__SOURCE RECORDS__:

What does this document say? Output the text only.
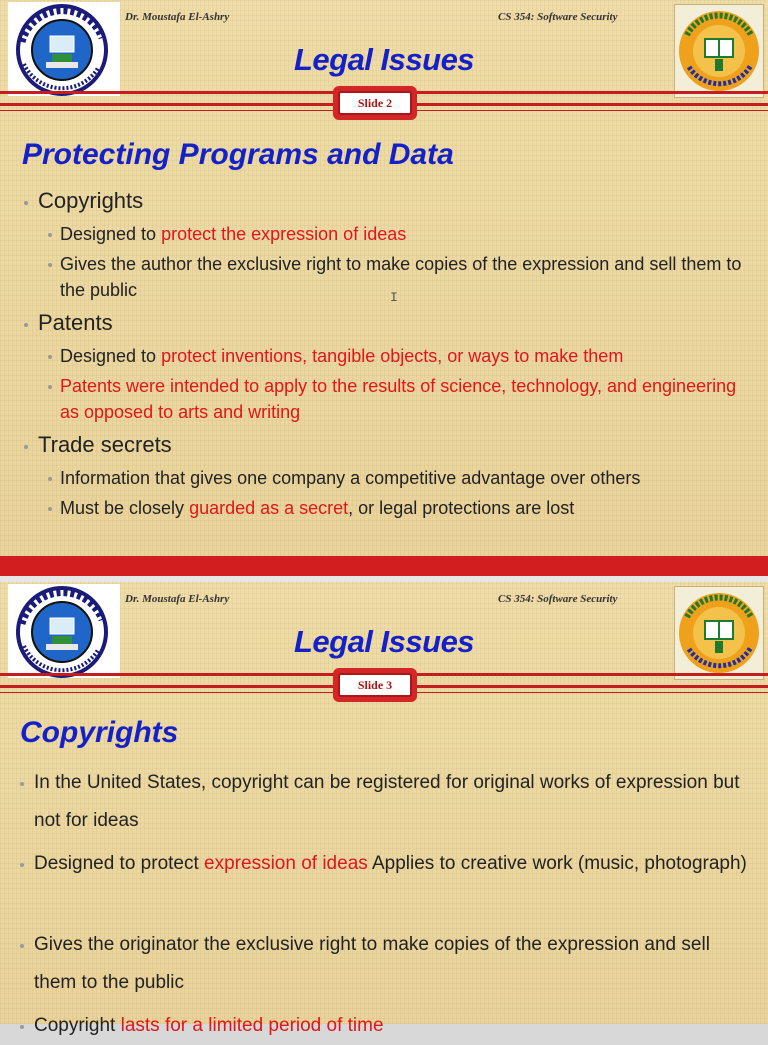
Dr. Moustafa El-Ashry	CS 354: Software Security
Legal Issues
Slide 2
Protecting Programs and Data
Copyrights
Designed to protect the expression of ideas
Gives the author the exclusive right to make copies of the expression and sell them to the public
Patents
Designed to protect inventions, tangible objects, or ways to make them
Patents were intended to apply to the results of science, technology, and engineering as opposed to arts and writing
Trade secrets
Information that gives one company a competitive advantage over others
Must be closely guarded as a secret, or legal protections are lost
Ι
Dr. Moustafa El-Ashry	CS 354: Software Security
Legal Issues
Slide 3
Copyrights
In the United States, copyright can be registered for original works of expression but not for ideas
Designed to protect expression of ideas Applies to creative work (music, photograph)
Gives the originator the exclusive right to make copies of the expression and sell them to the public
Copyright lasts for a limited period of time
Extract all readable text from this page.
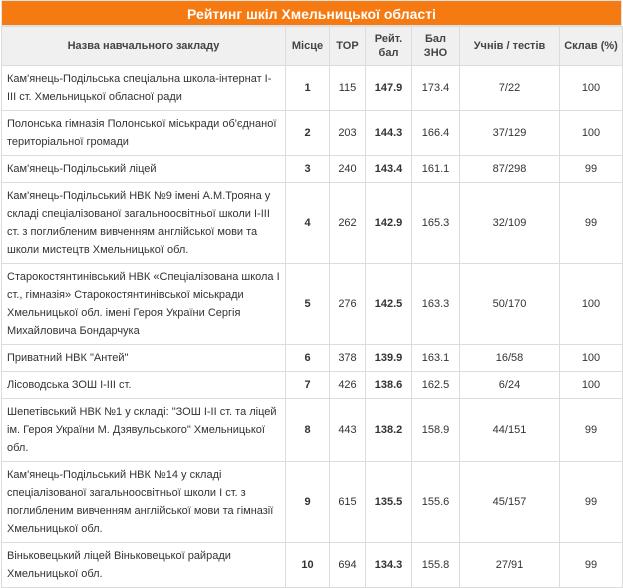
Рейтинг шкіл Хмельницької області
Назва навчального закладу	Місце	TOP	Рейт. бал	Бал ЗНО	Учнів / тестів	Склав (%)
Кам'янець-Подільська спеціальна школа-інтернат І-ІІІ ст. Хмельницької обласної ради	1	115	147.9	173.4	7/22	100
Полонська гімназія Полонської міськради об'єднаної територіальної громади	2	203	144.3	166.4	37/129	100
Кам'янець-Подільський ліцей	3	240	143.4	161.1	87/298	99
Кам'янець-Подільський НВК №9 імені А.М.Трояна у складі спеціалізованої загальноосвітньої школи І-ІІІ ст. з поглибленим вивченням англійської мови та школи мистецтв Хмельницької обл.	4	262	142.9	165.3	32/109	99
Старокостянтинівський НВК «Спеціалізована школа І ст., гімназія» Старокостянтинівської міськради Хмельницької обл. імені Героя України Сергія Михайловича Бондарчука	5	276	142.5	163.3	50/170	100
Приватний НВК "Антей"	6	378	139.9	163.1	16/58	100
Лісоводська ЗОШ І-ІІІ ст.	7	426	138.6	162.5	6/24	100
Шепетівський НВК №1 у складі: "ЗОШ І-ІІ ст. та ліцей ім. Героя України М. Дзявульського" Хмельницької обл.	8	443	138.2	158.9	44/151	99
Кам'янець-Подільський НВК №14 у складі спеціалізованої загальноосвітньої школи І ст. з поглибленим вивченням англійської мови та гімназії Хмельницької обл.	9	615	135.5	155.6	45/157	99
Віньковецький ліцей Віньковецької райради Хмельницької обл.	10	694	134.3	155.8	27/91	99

* * *

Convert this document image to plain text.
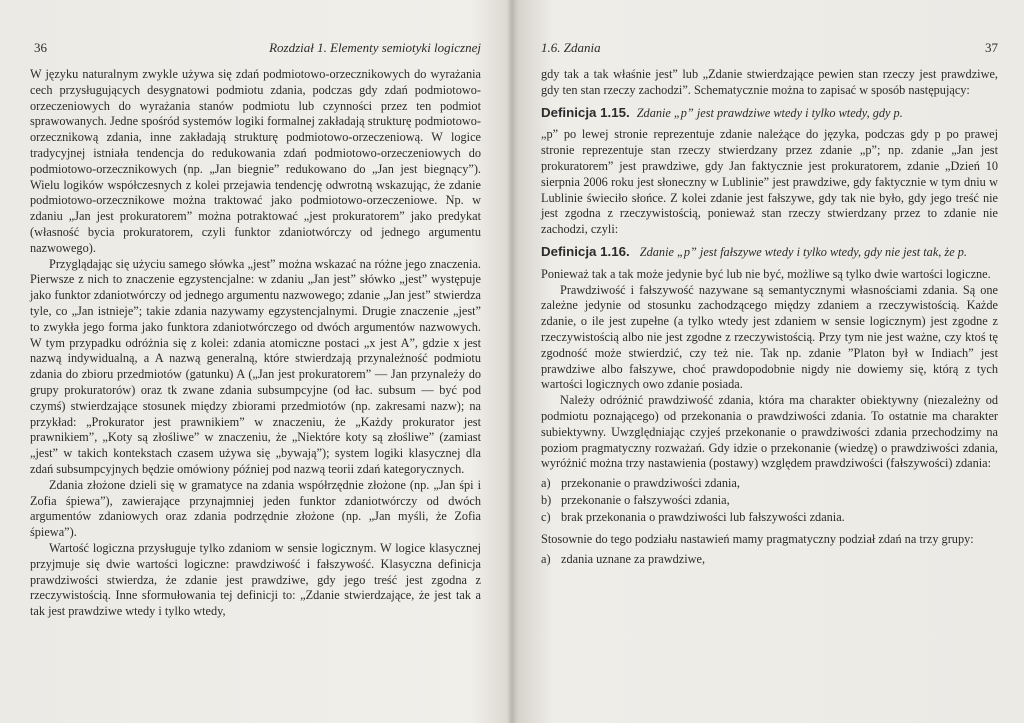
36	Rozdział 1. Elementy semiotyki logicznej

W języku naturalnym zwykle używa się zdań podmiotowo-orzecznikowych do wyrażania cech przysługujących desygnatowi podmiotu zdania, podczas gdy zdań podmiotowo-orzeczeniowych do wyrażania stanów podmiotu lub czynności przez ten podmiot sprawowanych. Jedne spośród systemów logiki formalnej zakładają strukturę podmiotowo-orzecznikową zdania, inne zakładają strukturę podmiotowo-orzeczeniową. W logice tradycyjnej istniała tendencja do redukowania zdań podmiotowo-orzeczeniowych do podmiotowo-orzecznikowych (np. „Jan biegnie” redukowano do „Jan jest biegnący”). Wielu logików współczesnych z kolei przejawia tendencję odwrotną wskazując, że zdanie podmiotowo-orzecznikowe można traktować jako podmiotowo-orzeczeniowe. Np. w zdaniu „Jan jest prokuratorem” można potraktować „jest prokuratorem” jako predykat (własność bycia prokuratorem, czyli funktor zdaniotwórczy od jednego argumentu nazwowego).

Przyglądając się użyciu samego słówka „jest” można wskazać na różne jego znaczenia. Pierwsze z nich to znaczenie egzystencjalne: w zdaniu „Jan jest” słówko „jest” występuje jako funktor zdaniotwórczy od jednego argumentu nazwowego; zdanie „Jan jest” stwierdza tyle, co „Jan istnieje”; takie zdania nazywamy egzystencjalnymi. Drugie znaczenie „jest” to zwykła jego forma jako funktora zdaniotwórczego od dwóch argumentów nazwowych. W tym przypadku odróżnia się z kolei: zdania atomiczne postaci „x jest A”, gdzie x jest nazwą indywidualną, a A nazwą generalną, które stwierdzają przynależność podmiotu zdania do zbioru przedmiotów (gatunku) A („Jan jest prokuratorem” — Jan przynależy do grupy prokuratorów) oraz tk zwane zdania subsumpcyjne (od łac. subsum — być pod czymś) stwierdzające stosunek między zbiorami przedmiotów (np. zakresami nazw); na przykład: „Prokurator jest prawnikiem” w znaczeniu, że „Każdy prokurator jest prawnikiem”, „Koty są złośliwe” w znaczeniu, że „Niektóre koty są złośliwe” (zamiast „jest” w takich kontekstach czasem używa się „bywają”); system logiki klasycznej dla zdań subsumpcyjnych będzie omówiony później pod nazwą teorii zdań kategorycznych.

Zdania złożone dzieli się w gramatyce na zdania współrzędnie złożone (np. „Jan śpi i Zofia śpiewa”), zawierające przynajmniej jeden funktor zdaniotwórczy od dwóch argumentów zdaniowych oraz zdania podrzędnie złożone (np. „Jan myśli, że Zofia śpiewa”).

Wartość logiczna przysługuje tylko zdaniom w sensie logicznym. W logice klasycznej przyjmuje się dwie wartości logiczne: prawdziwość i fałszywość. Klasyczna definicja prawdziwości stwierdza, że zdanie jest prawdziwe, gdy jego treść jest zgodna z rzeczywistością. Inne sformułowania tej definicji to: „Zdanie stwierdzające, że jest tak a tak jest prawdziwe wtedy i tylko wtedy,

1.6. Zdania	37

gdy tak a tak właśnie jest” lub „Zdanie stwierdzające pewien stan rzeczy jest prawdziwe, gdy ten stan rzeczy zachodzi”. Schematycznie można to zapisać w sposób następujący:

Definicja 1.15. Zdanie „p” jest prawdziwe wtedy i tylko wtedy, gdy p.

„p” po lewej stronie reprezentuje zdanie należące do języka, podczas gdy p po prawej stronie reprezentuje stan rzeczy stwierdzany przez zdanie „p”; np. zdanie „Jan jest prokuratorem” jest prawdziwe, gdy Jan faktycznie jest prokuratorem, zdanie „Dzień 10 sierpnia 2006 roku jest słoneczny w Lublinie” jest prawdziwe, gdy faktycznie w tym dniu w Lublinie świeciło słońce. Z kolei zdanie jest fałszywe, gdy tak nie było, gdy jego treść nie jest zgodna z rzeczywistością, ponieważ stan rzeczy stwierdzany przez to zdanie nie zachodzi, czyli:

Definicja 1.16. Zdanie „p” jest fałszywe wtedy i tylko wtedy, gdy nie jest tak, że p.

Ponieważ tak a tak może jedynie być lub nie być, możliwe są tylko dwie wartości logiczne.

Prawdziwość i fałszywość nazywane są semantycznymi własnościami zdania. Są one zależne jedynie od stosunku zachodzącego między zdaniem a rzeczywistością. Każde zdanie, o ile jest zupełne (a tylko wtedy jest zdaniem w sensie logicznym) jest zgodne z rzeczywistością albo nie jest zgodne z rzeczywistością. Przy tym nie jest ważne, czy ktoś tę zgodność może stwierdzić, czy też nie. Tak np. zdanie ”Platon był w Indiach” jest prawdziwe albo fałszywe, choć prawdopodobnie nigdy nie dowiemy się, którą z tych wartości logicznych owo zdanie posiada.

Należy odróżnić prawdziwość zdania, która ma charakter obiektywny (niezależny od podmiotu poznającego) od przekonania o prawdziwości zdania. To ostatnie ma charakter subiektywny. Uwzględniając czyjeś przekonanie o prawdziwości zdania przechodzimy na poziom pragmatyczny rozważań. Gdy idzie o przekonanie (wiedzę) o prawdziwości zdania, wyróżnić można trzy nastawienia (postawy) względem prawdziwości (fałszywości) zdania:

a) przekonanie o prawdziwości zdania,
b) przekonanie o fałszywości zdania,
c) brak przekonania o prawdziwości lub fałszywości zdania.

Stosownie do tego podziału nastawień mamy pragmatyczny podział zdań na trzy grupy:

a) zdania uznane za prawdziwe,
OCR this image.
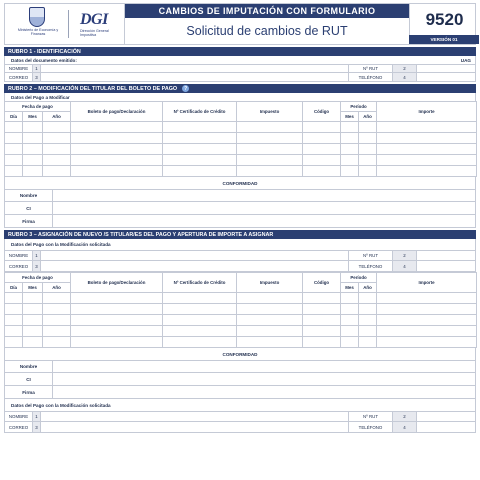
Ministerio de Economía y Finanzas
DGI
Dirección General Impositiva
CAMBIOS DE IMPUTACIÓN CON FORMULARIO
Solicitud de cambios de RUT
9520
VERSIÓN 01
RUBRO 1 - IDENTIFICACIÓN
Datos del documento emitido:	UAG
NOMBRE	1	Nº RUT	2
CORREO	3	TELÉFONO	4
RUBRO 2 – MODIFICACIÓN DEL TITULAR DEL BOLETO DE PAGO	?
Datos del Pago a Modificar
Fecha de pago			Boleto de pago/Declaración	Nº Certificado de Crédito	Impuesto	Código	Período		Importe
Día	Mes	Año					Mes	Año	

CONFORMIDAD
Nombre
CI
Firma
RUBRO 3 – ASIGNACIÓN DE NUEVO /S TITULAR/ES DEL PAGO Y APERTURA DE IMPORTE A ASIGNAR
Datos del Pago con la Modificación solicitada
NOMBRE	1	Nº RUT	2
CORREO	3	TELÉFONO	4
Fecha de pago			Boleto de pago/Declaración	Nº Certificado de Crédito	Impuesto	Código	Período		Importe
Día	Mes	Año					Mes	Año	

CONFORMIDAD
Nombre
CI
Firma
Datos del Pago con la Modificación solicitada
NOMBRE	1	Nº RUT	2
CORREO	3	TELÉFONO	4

__REQUIRED WORK__: Scan the listing above for the word "мови" and copy every line that holds it.

__EXERCISE RESULT__:
Кам'янець-Подільський НВК №9 імені А.М.Трояна у складі спеціалізованої загальноосвітньої школи І-ІІІ ст. з поглибленим вивченням англійської мови та школи мистецтв Хмельницької обл.	4	262	142.9	165.3	32/109	99
Кам'янець-Подільський НВК №14 у складі спеціалізованої загальноосвітньої школи І ст. з поглибленим вивченням англійської мови та гімназії Хмельницької обл.	9	615	135.5	155.6	45/157	99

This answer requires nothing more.